#### DATA FOR THIS TASK

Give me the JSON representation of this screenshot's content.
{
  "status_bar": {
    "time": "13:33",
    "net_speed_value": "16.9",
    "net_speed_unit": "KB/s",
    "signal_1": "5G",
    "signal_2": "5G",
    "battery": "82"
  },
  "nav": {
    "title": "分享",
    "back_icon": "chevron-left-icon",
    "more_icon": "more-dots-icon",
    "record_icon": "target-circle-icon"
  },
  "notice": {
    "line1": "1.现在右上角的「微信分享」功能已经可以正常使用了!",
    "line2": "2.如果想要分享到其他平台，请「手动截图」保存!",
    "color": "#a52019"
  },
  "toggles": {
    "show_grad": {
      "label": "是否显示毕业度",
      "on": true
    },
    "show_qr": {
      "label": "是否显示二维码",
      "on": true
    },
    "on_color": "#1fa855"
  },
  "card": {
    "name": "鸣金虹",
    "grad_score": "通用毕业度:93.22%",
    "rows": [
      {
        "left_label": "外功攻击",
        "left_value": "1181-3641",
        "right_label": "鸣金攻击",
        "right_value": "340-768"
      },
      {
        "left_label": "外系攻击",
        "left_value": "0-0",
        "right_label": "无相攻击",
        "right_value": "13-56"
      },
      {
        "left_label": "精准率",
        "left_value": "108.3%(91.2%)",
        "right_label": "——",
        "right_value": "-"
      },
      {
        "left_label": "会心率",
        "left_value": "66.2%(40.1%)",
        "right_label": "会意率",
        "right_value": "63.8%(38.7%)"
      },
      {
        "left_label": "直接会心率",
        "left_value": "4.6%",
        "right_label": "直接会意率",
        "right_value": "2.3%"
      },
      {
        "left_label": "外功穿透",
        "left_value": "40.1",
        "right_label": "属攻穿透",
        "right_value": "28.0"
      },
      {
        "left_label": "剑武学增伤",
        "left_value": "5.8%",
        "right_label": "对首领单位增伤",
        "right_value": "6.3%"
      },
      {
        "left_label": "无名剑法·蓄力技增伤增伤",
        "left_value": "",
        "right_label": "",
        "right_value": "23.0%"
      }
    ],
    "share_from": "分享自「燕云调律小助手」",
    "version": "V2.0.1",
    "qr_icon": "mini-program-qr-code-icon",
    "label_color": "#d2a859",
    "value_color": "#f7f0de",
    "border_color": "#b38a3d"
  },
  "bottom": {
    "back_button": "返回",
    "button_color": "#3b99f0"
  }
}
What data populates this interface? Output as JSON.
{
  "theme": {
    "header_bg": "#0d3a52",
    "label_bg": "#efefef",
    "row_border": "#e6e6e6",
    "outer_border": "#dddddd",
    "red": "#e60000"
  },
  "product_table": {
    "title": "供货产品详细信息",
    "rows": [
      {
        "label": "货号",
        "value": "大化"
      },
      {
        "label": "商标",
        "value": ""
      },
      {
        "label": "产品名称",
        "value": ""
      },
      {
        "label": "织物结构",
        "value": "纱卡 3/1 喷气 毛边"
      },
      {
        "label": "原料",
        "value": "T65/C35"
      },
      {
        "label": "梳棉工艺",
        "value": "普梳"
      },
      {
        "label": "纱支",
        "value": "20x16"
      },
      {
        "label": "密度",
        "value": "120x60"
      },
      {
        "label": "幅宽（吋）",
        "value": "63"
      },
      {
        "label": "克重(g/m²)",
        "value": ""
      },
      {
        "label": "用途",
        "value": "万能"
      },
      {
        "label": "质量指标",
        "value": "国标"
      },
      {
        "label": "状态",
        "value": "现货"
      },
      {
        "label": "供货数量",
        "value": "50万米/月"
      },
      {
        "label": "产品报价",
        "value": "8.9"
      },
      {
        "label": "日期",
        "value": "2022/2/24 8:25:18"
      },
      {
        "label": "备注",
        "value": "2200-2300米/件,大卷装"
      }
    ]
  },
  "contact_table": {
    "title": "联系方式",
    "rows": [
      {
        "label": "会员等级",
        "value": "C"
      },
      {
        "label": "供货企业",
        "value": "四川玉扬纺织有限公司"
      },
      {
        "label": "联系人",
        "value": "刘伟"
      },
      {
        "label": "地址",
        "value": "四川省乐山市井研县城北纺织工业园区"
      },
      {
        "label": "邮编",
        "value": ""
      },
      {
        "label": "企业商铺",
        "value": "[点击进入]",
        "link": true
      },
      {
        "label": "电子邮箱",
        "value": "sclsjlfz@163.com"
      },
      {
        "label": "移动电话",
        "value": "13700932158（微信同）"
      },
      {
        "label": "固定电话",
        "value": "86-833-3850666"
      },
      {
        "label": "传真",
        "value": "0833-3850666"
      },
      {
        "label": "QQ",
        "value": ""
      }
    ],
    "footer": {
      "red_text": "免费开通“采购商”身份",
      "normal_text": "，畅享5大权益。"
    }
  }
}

########

• [TASK TO CARRY OUT]
Type out the material again exactly as presented.

• [TASK ANSWER]
Give me the JSON representation of this screenshot's content.
{
  "status_bar": {
    "time": "13:33",
    "net_speed_value": "16.9",
    "net_speed_unit": "KB/s",
    "signal_1": "5G",
    "signal_2": "5G",
    "battery": "82"
  },
  "nav": {
    "title": "分享",
    "back_icon": "chevron-left-icon",
    "more_icon": "more-dots-icon",
    "record_icon": "target-circle-icon"
  },
  "notice": {
    "line1": "1.现在右上角的「微信分享」功能已经可以正常使用了!",
    "line2": "2.如果想要分享到其他平台，请「手动截图」保存!",
    "color": "#a52019"
  },
  "toggles": {
    "show_grad": {
      "label": "是否显示毕业度",
      "on": true
    },
    "show_qr": {
      "label": "是否显示二维码",
      "on": true
    },
    "on_color": "#1fa855"
  },
  "card": {
    "name": "鸣金虹",
    "grad_score": "通用毕业度:93.22%",
    "rows": [
      {
        "left_label": "外功攻击",
        "left_value": "1181-3641",
        "right_label": "鸣金攻击",
        "right_value": "340-768"
      },
      {
        "left_label": "外系攻击",
        "left_value": "0-0",
        "right_label": "无相攻击",
        "right_value": "13-56"
      },
      {
        "left_label": "精准率",
        "left_value": "108.3%(91.2%)",
        "right_label": "——",
        "right_value": "-"
      },
      {
        "left_label": "会心率",
        "left_value": "66.2%(40.1%)",
        "right_label": "会意率",
        "right_value": "63.8%(38.7%)"
      },
      {
        "left_label": "直接会心率",
        "left_value": "4.6%",
        "right_label": "直接会意率",
        "right_value": "2.3%"
      },
      {
        "left_label": "外功穿透",
        "left_value": "40.1",
        "right_label": "属攻穿透",
        "right_value": "28.0"
      },
      {
        "left_label": "剑武学增伤",
        "left_value": "5.8%",
        "right_label": "对首领单位增伤",
        "right_value": "6.3%"
      },
      {
        "left_label": "无名剑法·蓄力技增伤增伤",
        "left_value": "",
        "right_label": "",
        "right_value": "23.0%"
      }
    ],
    "share_from": "分享自「燕云调律小助手」",
    "version": "V2.0.1",
    "qr_icon": "mini-program-qr-code-icon",
    "label_color": "#d2a859",
    "value_color": "#f7f0de",
    "border_color": "#b38a3d"
  },
  "bottom": {
    "back_button": "返回",
    "button_color": "#3b99f0"
  }
}
What data populates this interface? Output as JSON.
{
  "theme": {
    "header_bg": "#0d3a52",
    "label_bg": "#efefef",
    "row_border": "#e6e6e6",
    "outer_border": "#dddddd",
    "red": "#e60000"
  },
  "product_table": {
    "title": "供货产品详细信息",
    "rows": [
      {
        "label": "货号",
        "value": "大化"
      },
      {
        "label": "商标",
        "value": ""
      },
      {
        "label": "产品名称",
        "value": ""
      },
      {
        "label": "织物结构",
        "value": "纱卡 3/1 喷气 毛边"
      },
      {
        "label": "原料",
        "value": "T65/C35"
      },
      {
        "label": "梳棉工艺",
        "value": "普梳"
      },
      {
        "label": "纱支",
        "value": "20x16"
      },
      {
        "label": "密度",
        "value": "120x60"
      },
      {
        "label": "幅宽（吋）",
        "value": "63"
      },
      {
        "label": "克重(g/m²)",
        "value": ""
      },
      {
        "label": "用途",
        "value": "万能"
      },
      {
        "label": "质量指标",
        "value": "国标"
      },
      {
        "label": "状态",
        "value": "现货"
      },
      {
        "label": "供货数量",
        "value": "50万米/月"
      },
      {
        "label": "产品报价",
        "value": "8.9"
      },
      {
        "label": "日期",
        "value": "2022/2/24 8:25:18"
      },
      {
        "label": "备注",
        "value": "2200-2300米/件,大卷装"
      }
    ]
  },
  "contact_table": {
    "title": "联系方式",
    "rows": [
      {
        "label": "会员等级",
        "value": "C"
      },
      {
        "label": "供货企业",
        "value": "四川玉扬纺织有限公司"
      },
      {
        "label": "联系人",
        "value": "刘伟"
      },
      {
        "label": "地址",
        "value": "四川省乐山市井研县城北纺织工业园区"
      },
      {
        "label": "邮编",
        "value": ""
      },
      {
        "label": "企业商铺",
        "value": "[点击进入]",
        "link": true
      },
      {
        "label": "电子邮箱",
        "value": "sclsjlfz@163.com"
      },
      {
        "label": "移动电话",
        "value": "13700932158（微信同）"
      },
      {
        "label": "固定电话",
        "value": "86-833-3850666"
      },
      {
        "label": "传真",
        "value": "0833-3850666"
      },
      {
        "label": "QQ",
        "value": ""
      }
    ],
    "footer": {
      "red_text": "免费开通“采购商”身份",
      "normal_text": "，畅享5大权益。"
    }
  }
}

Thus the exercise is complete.